■ Directions for this task: Pull every line of the entries that has the word "after".

■ Information shown:

+--

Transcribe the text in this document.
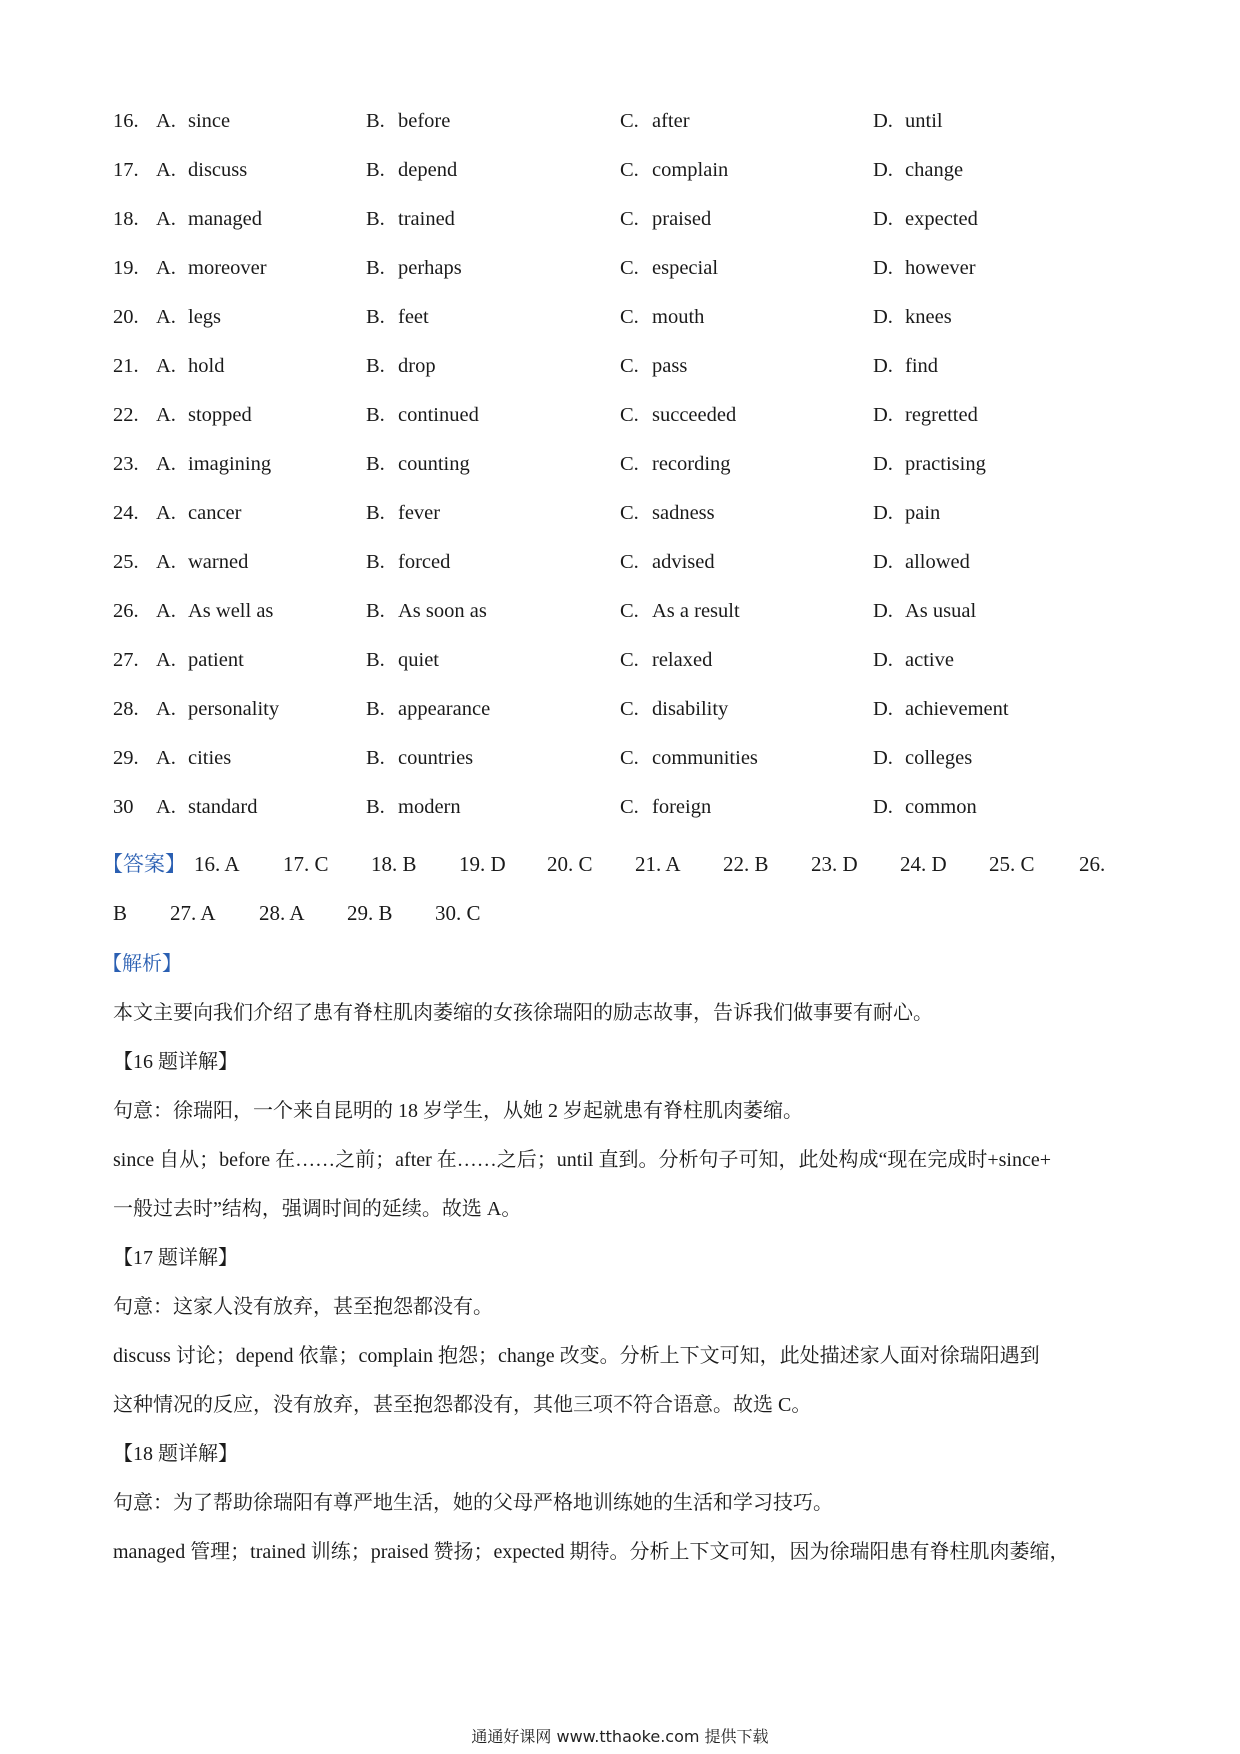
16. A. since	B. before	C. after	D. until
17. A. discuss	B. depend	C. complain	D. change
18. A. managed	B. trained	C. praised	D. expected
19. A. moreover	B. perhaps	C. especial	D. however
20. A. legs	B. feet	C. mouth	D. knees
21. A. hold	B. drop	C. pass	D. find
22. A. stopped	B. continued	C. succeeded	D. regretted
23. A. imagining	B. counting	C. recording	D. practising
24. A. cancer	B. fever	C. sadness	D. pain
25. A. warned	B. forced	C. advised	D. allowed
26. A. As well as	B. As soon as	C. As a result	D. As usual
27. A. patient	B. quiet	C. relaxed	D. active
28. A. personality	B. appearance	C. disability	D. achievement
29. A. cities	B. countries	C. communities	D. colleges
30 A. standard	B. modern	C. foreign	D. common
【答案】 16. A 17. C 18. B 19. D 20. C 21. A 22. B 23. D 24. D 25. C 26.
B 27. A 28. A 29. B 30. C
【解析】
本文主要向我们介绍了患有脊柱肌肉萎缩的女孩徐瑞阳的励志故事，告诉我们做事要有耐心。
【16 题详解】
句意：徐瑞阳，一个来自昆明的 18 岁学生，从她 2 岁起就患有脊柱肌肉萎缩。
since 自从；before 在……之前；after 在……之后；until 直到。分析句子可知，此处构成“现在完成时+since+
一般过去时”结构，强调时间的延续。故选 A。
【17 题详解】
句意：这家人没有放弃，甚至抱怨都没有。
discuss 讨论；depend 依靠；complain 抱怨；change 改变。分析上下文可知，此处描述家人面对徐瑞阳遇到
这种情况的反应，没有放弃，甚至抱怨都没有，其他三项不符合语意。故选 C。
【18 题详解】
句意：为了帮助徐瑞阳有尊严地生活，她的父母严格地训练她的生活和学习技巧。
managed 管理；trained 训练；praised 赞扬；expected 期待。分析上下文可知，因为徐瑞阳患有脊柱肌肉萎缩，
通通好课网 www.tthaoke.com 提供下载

+--

■ Exercise output:
16. A. since	B. before	C. after	D. until
since 自从；before 在……之前；after 在……之后；until 直到。分析句子可知，此处构成“现在完成时+since+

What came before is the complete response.